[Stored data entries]
◇ ◇ ◇ ◇ ◇
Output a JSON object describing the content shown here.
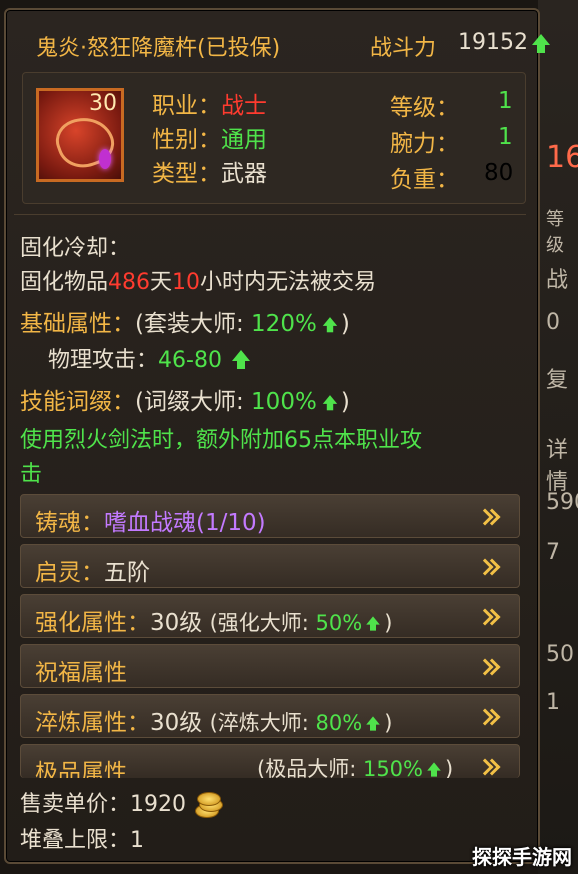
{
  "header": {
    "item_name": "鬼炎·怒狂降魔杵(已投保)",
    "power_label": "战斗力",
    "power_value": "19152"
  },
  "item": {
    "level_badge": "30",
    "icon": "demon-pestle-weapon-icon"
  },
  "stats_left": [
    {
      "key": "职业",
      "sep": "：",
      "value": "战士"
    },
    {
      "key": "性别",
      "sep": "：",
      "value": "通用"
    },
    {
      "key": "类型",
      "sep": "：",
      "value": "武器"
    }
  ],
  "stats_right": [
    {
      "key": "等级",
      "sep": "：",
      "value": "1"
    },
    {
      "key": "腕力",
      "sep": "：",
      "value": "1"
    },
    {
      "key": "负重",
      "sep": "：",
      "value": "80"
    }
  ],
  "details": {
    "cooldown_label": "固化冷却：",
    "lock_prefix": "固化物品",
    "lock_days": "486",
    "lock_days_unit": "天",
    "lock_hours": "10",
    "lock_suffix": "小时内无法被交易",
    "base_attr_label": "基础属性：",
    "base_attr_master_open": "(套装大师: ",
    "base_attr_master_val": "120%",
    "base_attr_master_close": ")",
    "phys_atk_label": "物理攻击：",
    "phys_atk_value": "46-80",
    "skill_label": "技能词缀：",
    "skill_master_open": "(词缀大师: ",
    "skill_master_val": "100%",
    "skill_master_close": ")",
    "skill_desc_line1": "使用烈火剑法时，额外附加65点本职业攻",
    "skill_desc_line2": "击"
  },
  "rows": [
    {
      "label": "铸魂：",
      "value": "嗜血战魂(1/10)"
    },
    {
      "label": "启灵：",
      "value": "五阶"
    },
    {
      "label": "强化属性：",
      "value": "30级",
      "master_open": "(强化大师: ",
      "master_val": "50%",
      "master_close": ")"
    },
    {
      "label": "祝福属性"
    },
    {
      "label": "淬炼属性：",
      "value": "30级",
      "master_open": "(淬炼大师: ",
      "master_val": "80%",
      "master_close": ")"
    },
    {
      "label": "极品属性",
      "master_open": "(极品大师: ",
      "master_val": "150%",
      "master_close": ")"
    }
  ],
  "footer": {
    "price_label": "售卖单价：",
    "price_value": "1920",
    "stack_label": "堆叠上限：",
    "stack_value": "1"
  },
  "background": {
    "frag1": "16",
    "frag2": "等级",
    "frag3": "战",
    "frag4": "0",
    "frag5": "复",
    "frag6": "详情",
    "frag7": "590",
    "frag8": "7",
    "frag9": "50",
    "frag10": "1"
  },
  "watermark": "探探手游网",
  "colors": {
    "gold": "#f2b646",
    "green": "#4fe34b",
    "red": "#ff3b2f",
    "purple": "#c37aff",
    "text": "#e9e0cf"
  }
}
◇ ◇ ◇ ◇ ◇
**WHAT NEEDS TO BE DONE**
Your task is to copy the entries in full and exactly, without any images.

**THE SOLUTION**
Output a JSON object describing the content shown here.
{
  "header": {
    "item_name": "鬼炎·怒狂降魔杵(已投保)",
    "power_label": "战斗力",
    "power_value": "19152"
  },
  "item": {
    "level_badge": "30",
    "icon": "demon-pestle-weapon-icon"
  },
  "stats_left": [
    {
      "key": "职业",
      "sep": "：",
      "value": "战士"
    },
    {
      "key": "性别",
      "sep": "：",
      "value": "通用"
    },
    {
      "key": "类型",
      "sep": "：",
      "value": "武器"
    }
  ],
  "stats_right": [
    {
      "key": "等级",
      "sep": "：",
      "value": "1"
    },
    {
      "key": "腕力",
      "sep": "：",
      "value": "1"
    },
    {
      "key": "负重",
      "sep": "：",
      "value": "80"
    }
  ],
  "details": {
    "cooldown_label": "固化冷却：",
    "lock_prefix": "固化物品",
    "lock_days": "486",
    "lock_days_unit": "天",
    "lock_hours": "10",
    "lock_suffix": "小时内无法被交易",
    "base_attr_label": "基础属性：",
    "base_attr_master_open": "(套装大师: ",
    "base_attr_master_val": "120%",
    "base_attr_master_close": ")",
    "phys_atk_label": "物理攻击：",
    "phys_atk_value": "46-80",
    "skill_label": "技能词缀：",
    "skill_master_open": "(词缀大师: ",
    "skill_master_val": "100%",
    "skill_master_close": ")",
    "skill_desc_line1": "使用烈火剑法时，额外附加65点本职业攻",
    "skill_desc_line2": "击"
  },
  "rows": [
    {
      "label": "铸魂：",
      "value": "嗜血战魂(1/10)"
    },
    {
      "label": "启灵：",
      "value": "五阶"
    },
    {
      "label": "强化属性：",
      "value": "30级",
      "master_open": "(强化大师: ",
      "master_val": "50%",
      "master_close": ")"
    },
    {
      "label": "祝福属性"
    },
    {
      "label": "淬炼属性：",
      "value": "30级",
      "master_open": "(淬炼大师: ",
      "master_val": "80%",
      "master_close": ")"
    },
    {
      "label": "极品属性",
      "master_open": "(极品大师: ",
      "master_val": "150%",
      "master_close": ")"
    }
  ],
  "footer": {
    "price_label": "售卖单价：",
    "price_value": "1920",
    "stack_label": "堆叠上限：",
    "stack_value": "1"
  },
  "background": {
    "frag1": "16",
    "frag2": "等级",
    "frag3": "战",
    "frag4": "0",
    "frag5": "复",
    "frag6": "详情",
    "frag7": "590",
    "frag8": "7",
    "frag9": "50",
    "frag10": "1"
  },
  "watermark": "探探手游网",
  "colors": {
    "gold": "#f2b646",
    "green": "#4fe34b",
    "red": "#ff3b2f",
    "purple": "#c37aff",
    "text": "#e9e0cf"
  }
}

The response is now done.